Written task =>
Across the entries below, count the lines in which the word "Lage" occurs. Reply with the count alone.

[Start of Extracted data]

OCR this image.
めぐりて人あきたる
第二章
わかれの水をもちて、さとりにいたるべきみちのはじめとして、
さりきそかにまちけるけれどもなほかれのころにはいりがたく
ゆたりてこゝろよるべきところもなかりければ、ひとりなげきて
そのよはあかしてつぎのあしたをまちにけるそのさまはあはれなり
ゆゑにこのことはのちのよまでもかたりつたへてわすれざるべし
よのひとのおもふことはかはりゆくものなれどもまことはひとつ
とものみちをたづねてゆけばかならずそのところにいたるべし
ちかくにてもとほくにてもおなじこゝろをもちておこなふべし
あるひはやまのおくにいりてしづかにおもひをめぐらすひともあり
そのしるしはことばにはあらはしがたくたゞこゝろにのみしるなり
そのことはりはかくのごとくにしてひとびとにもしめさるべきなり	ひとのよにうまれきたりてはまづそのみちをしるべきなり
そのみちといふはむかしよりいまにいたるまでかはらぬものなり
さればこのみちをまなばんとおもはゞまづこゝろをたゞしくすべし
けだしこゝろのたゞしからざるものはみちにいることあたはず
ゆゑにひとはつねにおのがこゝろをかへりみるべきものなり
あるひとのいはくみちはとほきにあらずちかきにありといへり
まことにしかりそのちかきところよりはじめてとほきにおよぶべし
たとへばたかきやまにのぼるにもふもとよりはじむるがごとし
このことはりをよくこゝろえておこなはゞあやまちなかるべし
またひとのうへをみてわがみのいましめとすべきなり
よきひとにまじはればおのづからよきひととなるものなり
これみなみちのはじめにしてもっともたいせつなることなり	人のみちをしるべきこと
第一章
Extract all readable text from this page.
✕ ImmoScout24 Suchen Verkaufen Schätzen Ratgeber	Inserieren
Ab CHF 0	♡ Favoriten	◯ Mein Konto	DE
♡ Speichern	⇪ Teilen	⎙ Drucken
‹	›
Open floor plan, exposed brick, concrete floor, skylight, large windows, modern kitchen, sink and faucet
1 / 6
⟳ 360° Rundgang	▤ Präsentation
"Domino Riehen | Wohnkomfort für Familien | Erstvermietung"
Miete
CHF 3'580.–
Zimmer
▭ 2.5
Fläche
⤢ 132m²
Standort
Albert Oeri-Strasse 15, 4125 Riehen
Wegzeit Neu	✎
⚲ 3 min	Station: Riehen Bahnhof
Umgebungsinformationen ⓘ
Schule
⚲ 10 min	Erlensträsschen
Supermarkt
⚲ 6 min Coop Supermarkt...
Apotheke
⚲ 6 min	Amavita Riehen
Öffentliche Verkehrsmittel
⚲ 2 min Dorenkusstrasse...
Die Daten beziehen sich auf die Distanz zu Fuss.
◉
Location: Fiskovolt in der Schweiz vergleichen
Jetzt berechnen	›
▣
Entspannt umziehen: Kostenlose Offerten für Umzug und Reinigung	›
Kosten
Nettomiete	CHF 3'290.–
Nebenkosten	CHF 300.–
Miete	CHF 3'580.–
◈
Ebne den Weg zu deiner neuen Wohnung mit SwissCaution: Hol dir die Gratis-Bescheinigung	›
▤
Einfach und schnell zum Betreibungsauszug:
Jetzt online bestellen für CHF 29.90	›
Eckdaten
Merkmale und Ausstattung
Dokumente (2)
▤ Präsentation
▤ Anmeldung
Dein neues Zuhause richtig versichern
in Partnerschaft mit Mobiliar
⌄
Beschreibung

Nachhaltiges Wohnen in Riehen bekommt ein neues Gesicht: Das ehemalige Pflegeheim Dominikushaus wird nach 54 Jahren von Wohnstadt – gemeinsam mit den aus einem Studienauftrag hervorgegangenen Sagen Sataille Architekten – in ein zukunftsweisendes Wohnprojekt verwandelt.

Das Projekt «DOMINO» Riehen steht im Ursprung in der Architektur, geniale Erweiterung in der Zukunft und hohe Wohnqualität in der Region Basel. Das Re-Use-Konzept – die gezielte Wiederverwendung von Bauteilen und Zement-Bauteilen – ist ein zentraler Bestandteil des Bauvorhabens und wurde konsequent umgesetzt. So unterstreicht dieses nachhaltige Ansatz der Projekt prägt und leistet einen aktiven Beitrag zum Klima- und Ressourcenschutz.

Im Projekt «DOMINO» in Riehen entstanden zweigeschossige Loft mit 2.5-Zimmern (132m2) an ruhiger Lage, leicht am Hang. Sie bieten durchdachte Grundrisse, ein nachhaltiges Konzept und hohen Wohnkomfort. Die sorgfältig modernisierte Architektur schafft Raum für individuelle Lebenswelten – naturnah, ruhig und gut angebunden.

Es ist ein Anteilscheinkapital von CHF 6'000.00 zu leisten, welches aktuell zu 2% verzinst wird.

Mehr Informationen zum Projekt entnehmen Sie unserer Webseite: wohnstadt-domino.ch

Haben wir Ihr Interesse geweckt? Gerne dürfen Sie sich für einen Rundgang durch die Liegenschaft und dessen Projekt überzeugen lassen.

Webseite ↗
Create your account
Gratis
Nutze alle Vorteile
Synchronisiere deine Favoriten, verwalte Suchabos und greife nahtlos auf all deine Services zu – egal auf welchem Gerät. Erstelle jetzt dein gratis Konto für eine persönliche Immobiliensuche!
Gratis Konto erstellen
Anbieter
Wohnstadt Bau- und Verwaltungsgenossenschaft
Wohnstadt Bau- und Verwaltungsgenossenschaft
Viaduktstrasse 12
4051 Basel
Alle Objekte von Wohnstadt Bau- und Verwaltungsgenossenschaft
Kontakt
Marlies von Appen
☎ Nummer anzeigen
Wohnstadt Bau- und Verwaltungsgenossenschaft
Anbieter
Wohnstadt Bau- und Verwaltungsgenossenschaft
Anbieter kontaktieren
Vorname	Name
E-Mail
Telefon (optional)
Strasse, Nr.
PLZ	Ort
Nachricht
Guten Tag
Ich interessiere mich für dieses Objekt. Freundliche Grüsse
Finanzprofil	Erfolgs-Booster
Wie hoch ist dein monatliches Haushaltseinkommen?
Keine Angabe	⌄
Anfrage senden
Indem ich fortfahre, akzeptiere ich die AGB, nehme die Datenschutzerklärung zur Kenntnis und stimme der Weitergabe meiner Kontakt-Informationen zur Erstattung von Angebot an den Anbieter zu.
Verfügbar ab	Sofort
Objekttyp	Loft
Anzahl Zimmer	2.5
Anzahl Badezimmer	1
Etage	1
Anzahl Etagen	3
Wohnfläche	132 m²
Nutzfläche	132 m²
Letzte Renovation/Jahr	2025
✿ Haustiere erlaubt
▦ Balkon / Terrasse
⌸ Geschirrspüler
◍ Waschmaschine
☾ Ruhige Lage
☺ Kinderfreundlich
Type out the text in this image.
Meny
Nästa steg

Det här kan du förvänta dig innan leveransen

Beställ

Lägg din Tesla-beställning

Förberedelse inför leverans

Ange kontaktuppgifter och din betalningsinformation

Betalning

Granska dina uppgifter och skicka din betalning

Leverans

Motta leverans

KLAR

[End of Extracted data]

Solution to this task =>
2